Saved entries
-- Begin --
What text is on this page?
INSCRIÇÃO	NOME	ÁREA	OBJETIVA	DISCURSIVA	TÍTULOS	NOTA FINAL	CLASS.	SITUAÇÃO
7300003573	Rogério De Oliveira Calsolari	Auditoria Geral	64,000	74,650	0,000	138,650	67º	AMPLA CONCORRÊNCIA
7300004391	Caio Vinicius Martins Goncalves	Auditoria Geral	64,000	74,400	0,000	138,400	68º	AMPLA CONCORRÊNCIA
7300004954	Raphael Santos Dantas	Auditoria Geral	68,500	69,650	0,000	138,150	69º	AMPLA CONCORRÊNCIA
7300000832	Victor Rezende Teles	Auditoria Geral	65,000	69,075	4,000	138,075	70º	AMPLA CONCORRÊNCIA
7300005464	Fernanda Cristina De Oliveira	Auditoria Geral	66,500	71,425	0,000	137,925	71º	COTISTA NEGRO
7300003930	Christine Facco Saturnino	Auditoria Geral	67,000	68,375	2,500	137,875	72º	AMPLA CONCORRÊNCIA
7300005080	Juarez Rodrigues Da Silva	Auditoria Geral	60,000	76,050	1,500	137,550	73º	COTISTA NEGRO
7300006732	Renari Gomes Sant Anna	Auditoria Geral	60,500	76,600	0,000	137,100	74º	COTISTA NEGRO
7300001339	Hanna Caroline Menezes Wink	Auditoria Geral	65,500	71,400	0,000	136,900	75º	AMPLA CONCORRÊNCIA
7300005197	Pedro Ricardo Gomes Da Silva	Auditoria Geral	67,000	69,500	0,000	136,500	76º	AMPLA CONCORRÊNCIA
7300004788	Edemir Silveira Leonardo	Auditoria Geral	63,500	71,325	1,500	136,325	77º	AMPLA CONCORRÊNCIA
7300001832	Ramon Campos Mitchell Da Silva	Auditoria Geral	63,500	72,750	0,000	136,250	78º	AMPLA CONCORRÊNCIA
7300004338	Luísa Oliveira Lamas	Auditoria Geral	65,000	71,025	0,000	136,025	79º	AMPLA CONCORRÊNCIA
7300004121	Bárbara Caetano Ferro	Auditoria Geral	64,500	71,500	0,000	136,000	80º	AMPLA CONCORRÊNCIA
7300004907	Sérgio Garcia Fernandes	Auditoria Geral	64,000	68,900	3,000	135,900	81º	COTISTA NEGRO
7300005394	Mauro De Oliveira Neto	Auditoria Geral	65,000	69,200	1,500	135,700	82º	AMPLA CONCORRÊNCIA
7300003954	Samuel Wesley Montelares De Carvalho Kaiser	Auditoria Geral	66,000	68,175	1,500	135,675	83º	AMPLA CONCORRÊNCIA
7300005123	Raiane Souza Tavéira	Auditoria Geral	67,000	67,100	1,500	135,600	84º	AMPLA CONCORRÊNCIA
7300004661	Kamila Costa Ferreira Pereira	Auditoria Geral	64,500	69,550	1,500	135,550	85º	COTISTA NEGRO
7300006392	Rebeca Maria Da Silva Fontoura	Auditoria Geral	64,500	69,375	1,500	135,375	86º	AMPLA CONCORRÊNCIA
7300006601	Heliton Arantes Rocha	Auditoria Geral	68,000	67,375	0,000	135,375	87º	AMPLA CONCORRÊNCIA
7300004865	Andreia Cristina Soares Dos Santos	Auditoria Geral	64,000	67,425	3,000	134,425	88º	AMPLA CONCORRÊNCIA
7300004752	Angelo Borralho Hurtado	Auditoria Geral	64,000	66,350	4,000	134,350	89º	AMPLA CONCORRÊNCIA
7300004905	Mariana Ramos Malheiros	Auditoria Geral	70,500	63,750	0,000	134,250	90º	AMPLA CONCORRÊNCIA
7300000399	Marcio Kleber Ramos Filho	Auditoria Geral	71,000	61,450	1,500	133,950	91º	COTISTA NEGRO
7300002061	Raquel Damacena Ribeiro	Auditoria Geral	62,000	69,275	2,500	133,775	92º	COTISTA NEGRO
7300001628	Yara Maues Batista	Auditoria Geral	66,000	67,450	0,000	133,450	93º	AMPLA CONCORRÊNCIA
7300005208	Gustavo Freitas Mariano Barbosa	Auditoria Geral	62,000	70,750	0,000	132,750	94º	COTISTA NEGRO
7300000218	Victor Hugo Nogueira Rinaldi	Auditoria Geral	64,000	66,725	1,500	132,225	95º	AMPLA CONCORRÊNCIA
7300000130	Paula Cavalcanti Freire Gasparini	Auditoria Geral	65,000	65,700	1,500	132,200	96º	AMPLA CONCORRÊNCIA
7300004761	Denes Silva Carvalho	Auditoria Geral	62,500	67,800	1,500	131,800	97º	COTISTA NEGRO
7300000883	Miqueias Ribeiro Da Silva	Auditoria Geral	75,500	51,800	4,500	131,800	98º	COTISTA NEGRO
-- End --
### Short task:
Search the preceding listing for "Ribeiro" and extract every line where it is found.

### The reply:
7300002061	Raquel Damacena Ribeiro	Auditoria Geral	62,000	69,275	2,500	133,775	92º	COTISTA NEGRO
7300000883	Miqueias Ribeiro Da Silva	Auditoria Geral	75,500	51,800	4,500	131,800	98º	COTISTA NEGRO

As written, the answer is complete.